* [СУТЬ ЗАДАНИЯ]:
1. Как во фрагменте об Ошо называется психопрактика бормотания бессмысленных слов?
2. Пожалуйста, напишите продолжение фрагмента об Ошо, начиная сразу после его последнего предложения.

:: ИСХОДНЫЙ ТЕКСТ ::

После разочарования в буддизме (в связи с чем именно оно возникло, желающие могут узнать из книги Клауса) Клаус на некоторое время заинтересовался Ошо, который в то время был особо знаменит в Европе и Америке. «Более пристальное знакомство с его учением, писал Клаус, показало, что один из секретов его привлекательности проповедуемая им сексуальная свобода»[57].
С принципами, которые Ошо транслировал в среду своих адептов, находится в неразрывной связи и медитативная практика, пропагандируемая им. Он проповедовал «освобождение от собственного «я», от совести». Он говорил, что жить нужно, не думая ни о чем. В качестве метода достижения такого состояния он предлагал свою систему, включающую медитации, песнопения, ритуальные танцы.
Медитация по Ошо включала прыжки с поднятыми руками, выкрикивание бессмысленных слов и пр. Бормотание бессмысленных слов, пропагандируемое Ошо в качестве психопрактики (джиббериш), способно ввести человека в состояние транса. Во время «динамической медитации» происходит учащенное дыхание, что приводит к опьянению за счет гипервентиляции легких. Человеку советуют «кричать, кататься по полу, делать любые непроизвольные движения. Особое состояние, переживаемое при этом человеком, объясняется как нечто таинственное, возможное только благодаря некоему секрету, которым обладает гуру». Люди, погружавшиеся в культ Ошо, через некоторое время теряли способность к размышлению, они становились «людьми без собственной биографии», готовыми принять доктрину гуру[58].

:::
:: ВЫДЕРЖКИ ИЗ ДАННЫХ ::

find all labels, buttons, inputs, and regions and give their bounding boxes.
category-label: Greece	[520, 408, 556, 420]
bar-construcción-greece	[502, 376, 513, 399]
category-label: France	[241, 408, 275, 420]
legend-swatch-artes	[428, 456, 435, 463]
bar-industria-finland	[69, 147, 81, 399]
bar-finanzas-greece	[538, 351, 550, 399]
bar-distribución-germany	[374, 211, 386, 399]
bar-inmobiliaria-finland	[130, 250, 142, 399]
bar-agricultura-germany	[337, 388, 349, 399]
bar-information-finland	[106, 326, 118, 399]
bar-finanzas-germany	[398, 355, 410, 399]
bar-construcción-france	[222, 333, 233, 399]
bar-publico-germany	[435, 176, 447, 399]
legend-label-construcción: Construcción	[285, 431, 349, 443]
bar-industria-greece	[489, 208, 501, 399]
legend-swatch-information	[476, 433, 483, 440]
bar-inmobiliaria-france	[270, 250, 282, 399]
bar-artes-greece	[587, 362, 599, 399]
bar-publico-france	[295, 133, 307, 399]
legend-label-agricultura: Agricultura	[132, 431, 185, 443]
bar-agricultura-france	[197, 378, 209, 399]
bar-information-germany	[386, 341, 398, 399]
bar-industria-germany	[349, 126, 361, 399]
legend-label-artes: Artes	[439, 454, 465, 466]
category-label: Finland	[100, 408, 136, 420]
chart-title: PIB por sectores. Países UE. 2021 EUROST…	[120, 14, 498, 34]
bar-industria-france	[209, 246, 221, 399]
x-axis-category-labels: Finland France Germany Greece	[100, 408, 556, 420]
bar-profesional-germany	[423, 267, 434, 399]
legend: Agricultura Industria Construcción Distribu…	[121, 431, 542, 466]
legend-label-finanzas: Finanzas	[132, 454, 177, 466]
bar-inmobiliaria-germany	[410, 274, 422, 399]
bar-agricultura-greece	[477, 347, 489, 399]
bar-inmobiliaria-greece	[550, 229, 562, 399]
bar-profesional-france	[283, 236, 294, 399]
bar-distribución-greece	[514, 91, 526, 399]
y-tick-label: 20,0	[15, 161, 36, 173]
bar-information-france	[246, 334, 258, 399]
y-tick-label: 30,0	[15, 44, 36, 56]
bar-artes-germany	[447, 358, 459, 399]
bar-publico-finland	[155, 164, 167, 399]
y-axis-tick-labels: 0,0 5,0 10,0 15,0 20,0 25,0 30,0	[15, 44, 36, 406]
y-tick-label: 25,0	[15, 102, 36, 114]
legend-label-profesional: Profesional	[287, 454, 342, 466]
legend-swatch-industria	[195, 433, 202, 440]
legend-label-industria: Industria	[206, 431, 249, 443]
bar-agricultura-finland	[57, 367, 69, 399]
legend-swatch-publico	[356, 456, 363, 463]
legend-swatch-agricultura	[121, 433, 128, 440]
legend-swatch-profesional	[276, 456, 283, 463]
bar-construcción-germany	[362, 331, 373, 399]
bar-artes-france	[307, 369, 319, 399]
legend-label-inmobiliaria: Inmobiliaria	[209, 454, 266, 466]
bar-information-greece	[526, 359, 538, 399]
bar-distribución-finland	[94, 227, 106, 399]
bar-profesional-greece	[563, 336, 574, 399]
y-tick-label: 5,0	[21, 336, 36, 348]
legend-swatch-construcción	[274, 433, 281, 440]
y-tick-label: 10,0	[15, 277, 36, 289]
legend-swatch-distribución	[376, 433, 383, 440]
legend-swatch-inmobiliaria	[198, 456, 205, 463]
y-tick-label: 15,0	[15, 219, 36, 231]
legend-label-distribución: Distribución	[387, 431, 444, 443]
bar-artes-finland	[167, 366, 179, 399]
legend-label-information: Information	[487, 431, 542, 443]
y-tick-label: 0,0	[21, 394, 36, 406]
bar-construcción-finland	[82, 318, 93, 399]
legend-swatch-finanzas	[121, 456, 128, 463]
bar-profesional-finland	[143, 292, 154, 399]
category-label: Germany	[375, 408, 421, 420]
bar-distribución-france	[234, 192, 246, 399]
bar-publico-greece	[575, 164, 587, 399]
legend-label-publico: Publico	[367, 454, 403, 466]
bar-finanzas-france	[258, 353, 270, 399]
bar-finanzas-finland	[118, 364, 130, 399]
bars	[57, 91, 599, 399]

:::

* [ОТВЕТЫ К ЗАДАНИЯМ]:
1. Джиббериш.

2.
За счет учащенного дыхания происходит парадоксальный эффект, мозг не напитывается кислородом, а активно его теряет, что приводит к торможению коры головного мозга. Вследствие торможения коры головного мозга открывается возможность для внедрения в сознание человека внушенных извне идей. Использование данной техники, известной также и под названием холотропного дыхания, способствует захвату человеческого сознания падшими духами со всеми вытекающими из сего обстоятельства последствиями (более подробно в цикле лекций «Зазеркалье», в беседах 13,14, 19а-24б, а также в статье «Брешь в стене (часть 1)[59]»). Воздействие падшего духа на личность человека может быть описано человеком, переживающим это воздействие как депрессию (депрессия в переводе сдавление).
Принципы, читаемые в структуре методик Ошо, могут быть соотнесены с общими принципами захвата сознания. Человеку, сознание которого предполагается к захвату, говорится, что он достигнет фантастических результатов, если согласится делать все, что тело захочет делать само. Согласившись с такой постановкой вопроса, человек отказывается от управления собственным телом, тем самым открывая доступ манипуляторам и невидимым силам к управлению собой.